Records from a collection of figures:
━━━━━━━━━━━━━━━━━━━━
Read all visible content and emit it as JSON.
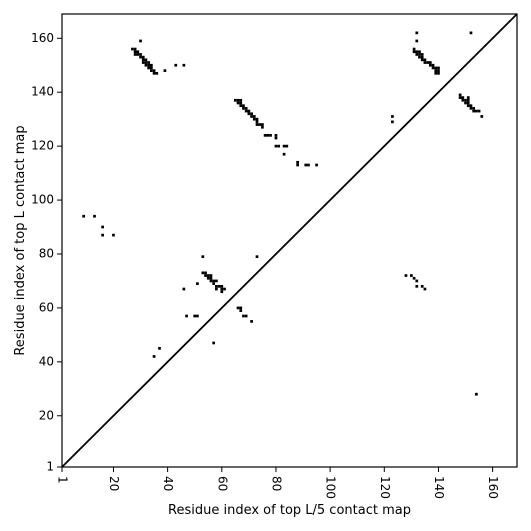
{
  "chart_data": {
    "type": "scatter",
    "xlabel": "Residue index of top L/5 contact map",
    "ylabel": "Residue index of top L contact map",
    "xlim": [
      1,
      169
    ],
    "ylim": [
      1,
      169
    ],
    "x_ticks": [
      1,
      20,
      40,
      60,
      80,
      100,
      120,
      140,
      160
    ],
    "y_ticks": [
      1,
      20,
      40,
      60,
      80,
      100,
      120,
      140,
      160
    ],
    "x_tick_labels": [
      "1",
      "20",
      "40",
      "60",
      "80",
      "100",
      "120",
      "140",
      "160"
    ],
    "y_tick_labels": [
      "1",
      "20",
      "40",
      "60",
      "80",
      "100",
      "120",
      "140",
      "160"
    ],
    "x_tick_rotation": "90",
    "diagonal": true,
    "marker": "square",
    "color": "#000000",
    "grid": false,
    "series": [
      {
        "points": [
          [
            27,
            156
          ],
          [
            28,
            156
          ],
          [
            28,
            155
          ],
          [
            28,
            154
          ],
          [
            29,
            155
          ],
          [
            29,
            154
          ],
          [
            30,
            154
          ],
          [
            30,
            153
          ],
          [
            31,
            153
          ],
          [
            31,
            152
          ],
          [
            31,
            151
          ],
          [
            32,
            152
          ],
          [
            32,
            151
          ],
          [
            32,
            150
          ],
          [
            33,
            151
          ],
          [
            33,
            150
          ],
          [
            33,
            149
          ],
          [
            34,
            150
          ],
          [
            34,
            149
          ],
          [
            34,
            148
          ],
          [
            35,
            148
          ],
          [
            35,
            147
          ],
          [
            36,
            147
          ],
          [
            30,
            159
          ],
          [
            39,
            148
          ],
          [
            43,
            150
          ],
          [
            46,
            150
          ],
          [
            65,
            137
          ],
          [
            66,
            137
          ],
          [
            66,
            136
          ],
          [
            67,
            137
          ],
          [
            67,
            136
          ],
          [
            67,
            135
          ],
          [
            68,
            135
          ],
          [
            68,
            134
          ],
          [
            69,
            134
          ],
          [
            69,
            133
          ],
          [
            70,
            133
          ],
          [
            70,
            132
          ],
          [
            71,
            132
          ],
          [
            71,
            131
          ],
          [
            72,
            131
          ],
          [
            72,
            130
          ],
          [
            73,
            130
          ],
          [
            73,
            129
          ],
          [
            73,
            128
          ],
          [
            74,
            128
          ],
          [
            75,
            128
          ],
          [
            75,
            127
          ],
          [
            76,
            124
          ],
          [
            77,
            124
          ],
          [
            78,
            124
          ],
          [
            80,
            124
          ],
          [
            80,
            123
          ],
          [
            80,
            120
          ],
          [
            81,
            120
          ],
          [
            83,
            120
          ],
          [
            84,
            120
          ],
          [
            83,
            117
          ],
          [
            88,
            114
          ],
          [
            88,
            113
          ],
          [
            91,
            113
          ],
          [
            92,
            113
          ],
          [
            95,
            113
          ],
          [
            9,
            94
          ],
          [
            13,
            94
          ],
          [
            16,
            90
          ],
          [
            16,
            87
          ],
          [
            20,
            87
          ],
          [
            53,
            79
          ],
          [
            73,
            79
          ],
          [
            53,
            73
          ],
          [
            54,
            73
          ],
          [
            54,
            72
          ],
          [
            55,
            72
          ],
          [
            55,
            71
          ],
          [
            56,
            72
          ],
          [
            56,
            71
          ],
          [
            56,
            70
          ],
          [
            57,
            70
          ],
          [
            57,
            69
          ],
          [
            58,
            70
          ],
          [
            58,
            68
          ],
          [
            58,
            67
          ],
          [
            59,
            68
          ],
          [
            60,
            68
          ],
          [
            60,
            67
          ],
          [
            60,
            66
          ],
          [
            61,
            67
          ],
          [
            51,
            69
          ],
          [
            46,
            67
          ],
          [
            66,
            60
          ],
          [
            67,
            60
          ],
          [
            67,
            59
          ],
          [
            68,
            57
          ],
          [
            69,
            57
          ],
          [
            71,
            55
          ],
          [
            47,
            57
          ],
          [
            50,
            57
          ],
          [
            51,
            57
          ],
          [
            57,
            47
          ],
          [
            37,
            45
          ],
          [
            35,
            42
          ],
          [
            123,
            131
          ],
          [
            123,
            129
          ],
          [
            132,
            162
          ],
          [
            132,
            159
          ],
          [
            131,
            156
          ],
          [
            131,
            155
          ],
          [
            132,
            155
          ],
          [
            132,
            154
          ],
          [
            133,
            155
          ],
          [
            133,
            154
          ],
          [
            133,
            153
          ],
          [
            134,
            154
          ],
          [
            134,
            153
          ],
          [
            134,
            152
          ],
          [
            135,
            152
          ],
          [
            135,
            151
          ],
          [
            136,
            151
          ],
          [
            137,
            151
          ],
          [
            137,
            150
          ],
          [
            138,
            150
          ],
          [
            138,
            149
          ],
          [
            139,
            149
          ],
          [
            139,
            148
          ],
          [
            139,
            147
          ],
          [
            140,
            149
          ],
          [
            140,
            148
          ],
          [
            140,
            147
          ],
          [
            148,
            139
          ],
          [
            148,
            138
          ],
          [
            149,
            138
          ],
          [
            149,
            137
          ],
          [
            150,
            137
          ],
          [
            150,
            136
          ],
          [
            151,
            138
          ],
          [
            151,
            137
          ],
          [
            151,
            136
          ],
          [
            151,
            135
          ],
          [
            152,
            135
          ],
          [
            152,
            134
          ],
          [
            153,
            134
          ],
          [
            153,
            133
          ],
          [
            154,
            133
          ],
          [
            155,
            133
          ],
          [
            156,
            131
          ],
          [
            152,
            162
          ],
          [
            128,
            72
          ],
          [
            130,
            72
          ],
          [
            131,
            71
          ],
          [
            132,
            70
          ],
          [
            132,
            68
          ],
          [
            134,
            68
          ],
          [
            135,
            67
          ],
          [
            154,
            28
          ]
        ]
      }
    ]
  }
}
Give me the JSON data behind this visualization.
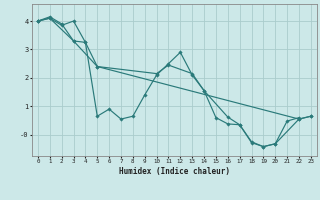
{
  "xlabel": "Humidex (Indice chaleur)",
  "bg_color": "#cce8e8",
  "line_color": "#2a7a7a",
  "grid_color": "#aacccc",
  "xlim": [
    -0.5,
    23.5
  ],
  "ylim": [
    -0.75,
    4.6
  ],
  "xticks": [
    0,
    1,
    2,
    3,
    4,
    5,
    6,
    7,
    8,
    9,
    10,
    11,
    12,
    13,
    14,
    15,
    16,
    17,
    18,
    19,
    20,
    21,
    22,
    23
  ],
  "yticks": [
    0,
    1,
    2,
    3,
    4
  ],
  "ytick_labels": [
    "-0",
    "1",
    "2",
    "3",
    "4"
  ],
  "lines": [
    {
      "x": [
        0,
        1,
        2,
        3,
        4,
        5,
        6,
        7,
        8,
        9,
        10,
        11,
        12,
        13,
        14,
        15,
        16,
        17,
        18,
        19,
        20,
        21,
        22
      ],
      "y": [
        4.0,
        4.15,
        3.9,
        3.3,
        3.25,
        0.65,
        0.9,
        0.55,
        0.65,
        1.4,
        2.1,
        2.5,
        2.9,
        2.1,
        1.55,
        0.6,
        0.38,
        0.35,
        -0.28,
        -0.42,
        -0.32,
        0.48,
        0.6
      ]
    },
    {
      "x": [
        0,
        1,
        2,
        3,
        4,
        5,
        22,
        23
      ],
      "y": [
        4.0,
        4.1,
        3.85,
        4.0,
        3.25,
        2.4,
        0.55,
        0.65
      ]
    },
    {
      "x": [
        0,
        1,
        3,
        5,
        10,
        11,
        13,
        14,
        16,
        17,
        18,
        19,
        20,
        22,
        23
      ],
      "y": [
        4.0,
        4.1,
        3.3,
        2.4,
        2.15,
        2.45,
        2.15,
        1.55,
        0.62,
        0.35,
        -0.25,
        -0.42,
        -0.32,
        0.55,
        0.65
      ]
    }
  ]
}
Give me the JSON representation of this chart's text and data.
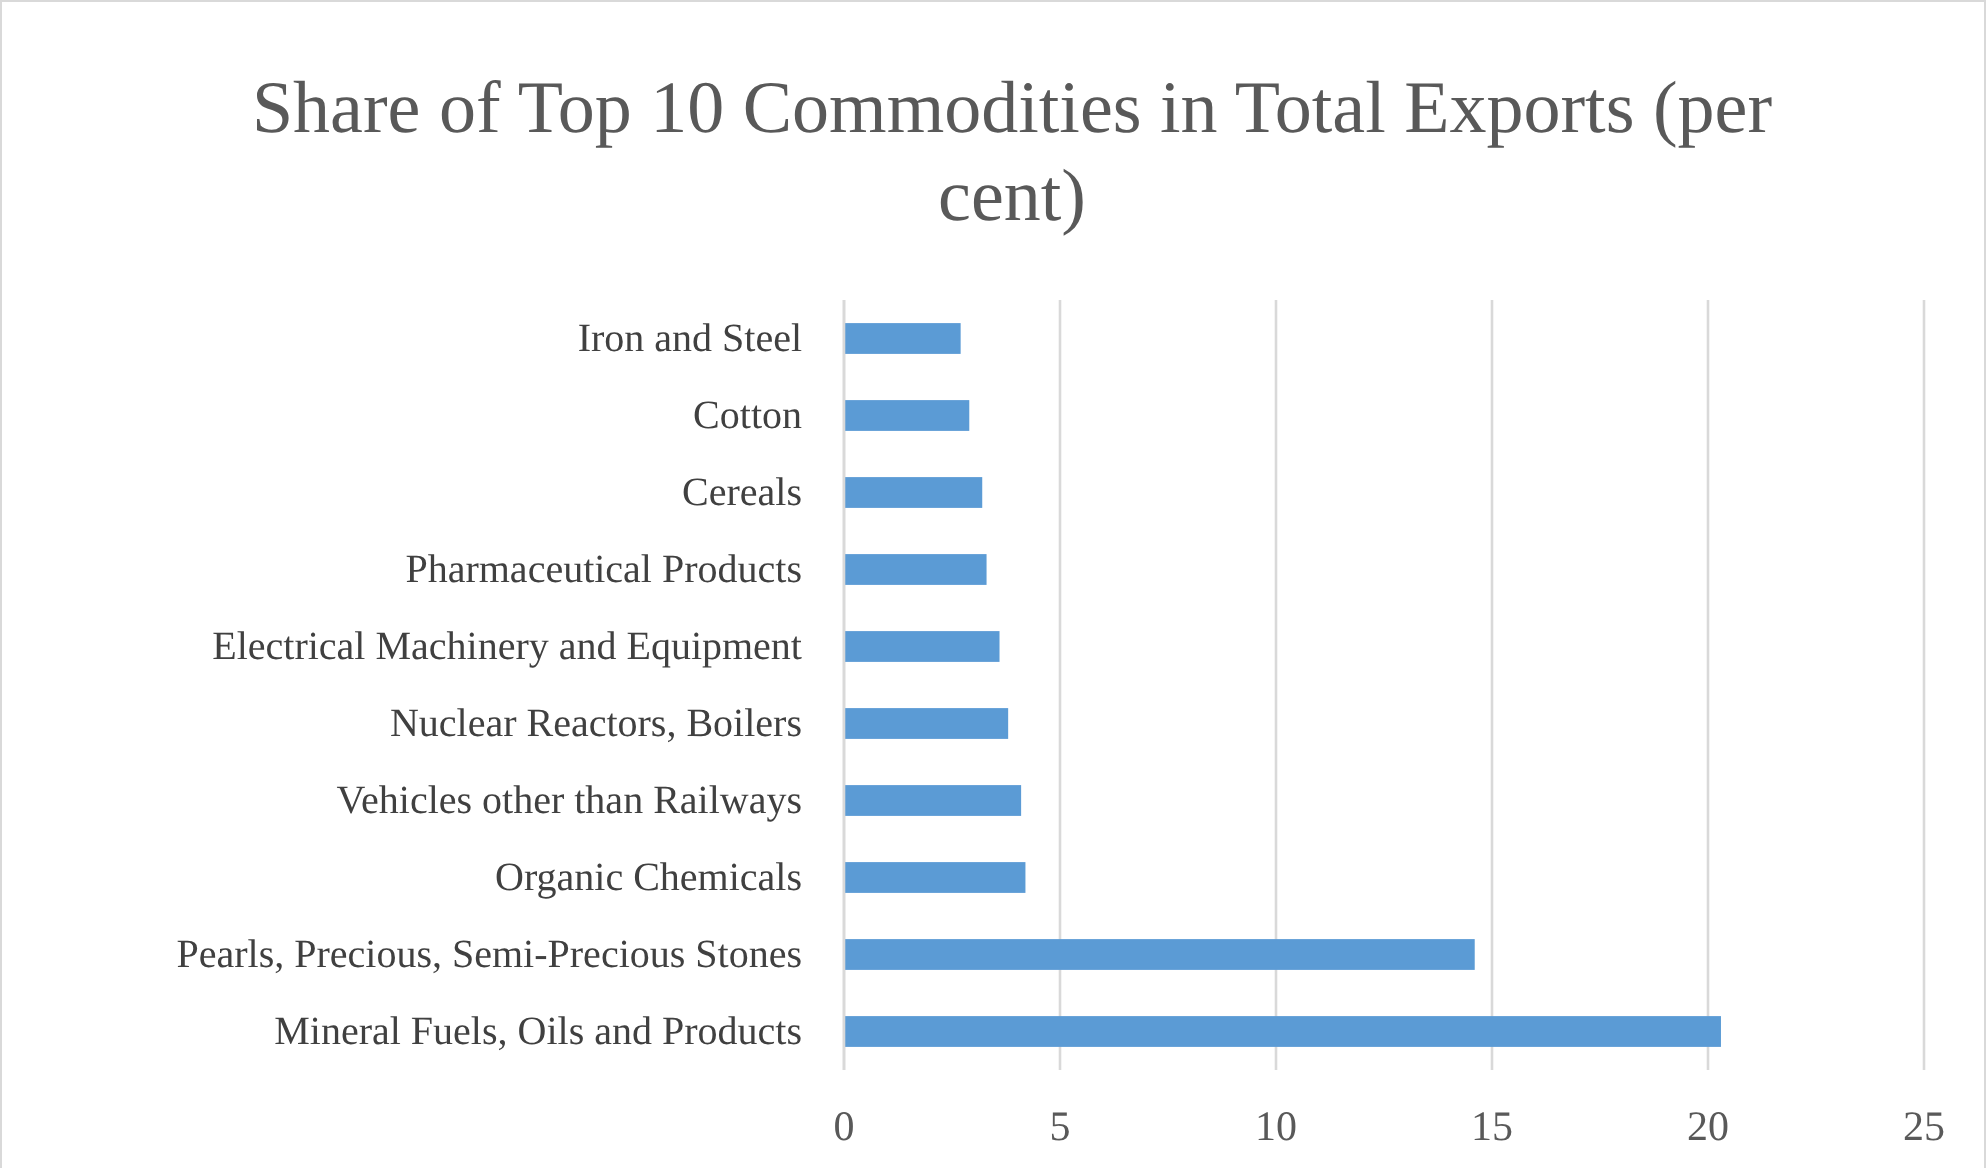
{
  "chart_data": {
    "type": "bar",
    "orientation": "horizontal",
    "title": "Share of Top 10 Commodities in Total Exports (per cent)",
    "categories": [
      "Iron and Steel",
      "Cotton",
      "Cereals",
      "Pharmaceutical Products",
      "Electrical Machinery and Equipment",
      "Nuclear Reactors, Boilers",
      "Vehicles other than Railways",
      "Organic Chemicals",
      "Pearls, Precious, Semi-Precious Stones",
      "Mineral Fuels, Oils and Products"
    ],
    "values": [
      2.7,
      2.9,
      3.2,
      3.3,
      3.6,
      3.8,
      4.1,
      4.2,
      14.6,
      20.3
    ],
    "color": "#5b9bd5",
    "xlim": [
      0,
      25
    ],
    "xticks": [
      0,
      5,
      10,
      15,
      20,
      25
    ],
    "grid": "x"
  }
}
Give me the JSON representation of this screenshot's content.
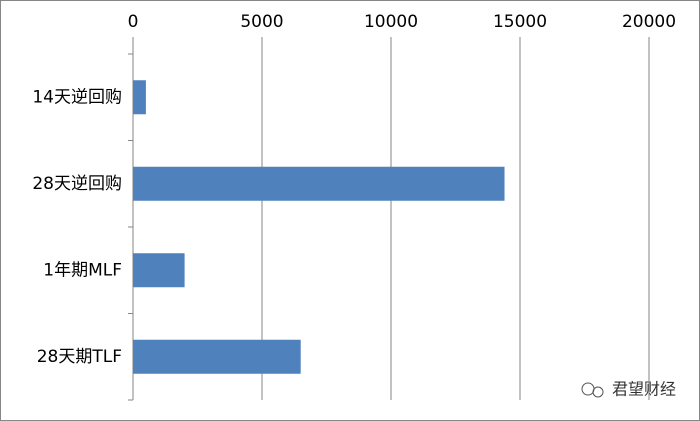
{
  "chart_data": {
    "type": "hbar",
    "categories": [
      "14天逆回购",
      "28天逆回购",
      "1年期MLF",
      "28天期TLF"
    ],
    "values": [
      500,
      14400,
      2000,
      6500
    ],
    "color": "#4f81bd",
    "xlim": [
      0,
      20000
    ],
    "xticks": [
      0,
      5000,
      10000,
      15000,
      20000
    ],
    "grid": true,
    "watermark": "君望财经"
  }
}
━━━━━━━━━━━━━━━━━━━━
## To do
Scan the lines for the string "Residue". Pick out every line that has it.

## Solution to this exercise
    "xlabel": "Residue index of top L/5 contact map",
    "ylabel": "Residue index of top L contact map",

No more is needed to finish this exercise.